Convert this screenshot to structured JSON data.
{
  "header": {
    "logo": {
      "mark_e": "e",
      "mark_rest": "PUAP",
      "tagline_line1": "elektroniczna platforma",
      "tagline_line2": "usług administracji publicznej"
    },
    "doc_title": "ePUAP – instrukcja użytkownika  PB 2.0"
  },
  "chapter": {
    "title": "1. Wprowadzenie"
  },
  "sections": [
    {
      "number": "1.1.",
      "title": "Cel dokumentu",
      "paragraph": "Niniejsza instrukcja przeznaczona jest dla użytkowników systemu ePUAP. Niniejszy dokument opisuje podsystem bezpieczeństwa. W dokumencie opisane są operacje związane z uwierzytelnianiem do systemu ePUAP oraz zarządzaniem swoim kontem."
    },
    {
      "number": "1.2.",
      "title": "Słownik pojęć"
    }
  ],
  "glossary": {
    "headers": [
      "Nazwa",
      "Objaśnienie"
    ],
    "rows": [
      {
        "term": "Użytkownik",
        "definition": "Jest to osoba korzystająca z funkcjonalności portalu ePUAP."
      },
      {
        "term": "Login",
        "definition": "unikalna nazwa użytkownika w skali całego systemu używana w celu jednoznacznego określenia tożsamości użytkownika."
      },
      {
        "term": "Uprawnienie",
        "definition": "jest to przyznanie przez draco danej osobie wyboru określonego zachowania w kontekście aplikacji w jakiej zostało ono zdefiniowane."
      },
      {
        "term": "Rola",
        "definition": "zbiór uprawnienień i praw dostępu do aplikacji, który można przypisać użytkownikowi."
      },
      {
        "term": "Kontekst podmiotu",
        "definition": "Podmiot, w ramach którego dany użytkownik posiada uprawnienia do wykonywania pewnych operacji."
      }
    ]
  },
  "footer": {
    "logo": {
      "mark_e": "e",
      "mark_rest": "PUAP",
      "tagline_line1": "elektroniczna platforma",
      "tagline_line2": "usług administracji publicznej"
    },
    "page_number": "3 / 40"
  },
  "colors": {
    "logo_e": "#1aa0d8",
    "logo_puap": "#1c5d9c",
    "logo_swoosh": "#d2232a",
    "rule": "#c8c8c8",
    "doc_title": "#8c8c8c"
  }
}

What is needed
Copy each record from above without leaving any out.

Solution for this problem
Convert this screenshot to structured JSON data.
{
  "header": {
    "logo": {
      "mark_e": "e",
      "mark_rest": "PUAP",
      "tagline_line1": "elektroniczna platforma",
      "tagline_line2": "usług administracji publicznej"
    },
    "doc_title": "ePUAP – instrukcja użytkownika  PB 2.0"
  },
  "chapter": {
    "title": "1. Wprowadzenie"
  },
  "sections": [
    {
      "number": "1.1.",
      "title": "Cel dokumentu",
      "paragraph": "Niniejsza instrukcja przeznaczona jest dla użytkowników systemu ePUAP. Niniejszy dokument opisuje podsystem bezpieczeństwa. W dokumencie opisane są operacje związane z uwierzytelnianiem do systemu ePUAP oraz zarządzaniem swoim kontem."
    },
    {
      "number": "1.2.",
      "title": "Słownik pojęć"
    }
  ],
  "glossary": {
    "headers": [
      "Nazwa",
      "Objaśnienie"
    ],
    "rows": [
      {
        "term": "Użytkownik",
        "definition": "Jest to osoba korzystająca z funkcjonalności portalu ePUAP."
      },
      {
        "term": "Login",
        "definition": "unikalna nazwa użytkownika w skali całego systemu używana w celu jednoznacznego określenia tożsamości użytkownika."
      },
      {
        "term": "Uprawnienie",
        "definition": "jest to przyznanie przez draco danej osobie wyboru określonego zachowania w kontekście aplikacji w jakiej zostało ono zdefiniowane."
      },
      {
        "term": "Rola",
        "definition": "zbiór uprawnienień i praw dostępu do aplikacji, który można przypisać użytkownikowi."
      },
      {
        "term": "Kontekst podmiotu",
        "definition": "Podmiot, w ramach którego dany użytkownik posiada uprawnienia do wykonywania pewnych operacji."
      }
    ]
  },
  "footer": {
    "logo": {
      "mark_e": "e",
      "mark_rest": "PUAP",
      "tagline_line1": "elektroniczna platforma",
      "tagline_line2": "usług administracji publicznej"
    },
    "page_number": "3 / 40"
  },
  "colors": {
    "logo_e": "#1aa0d8",
    "logo_puap": "#1c5d9c",
    "logo_swoosh": "#d2232a",
    "rule": "#c8c8c8",
    "doc_title": "#8c8c8c"
  }
}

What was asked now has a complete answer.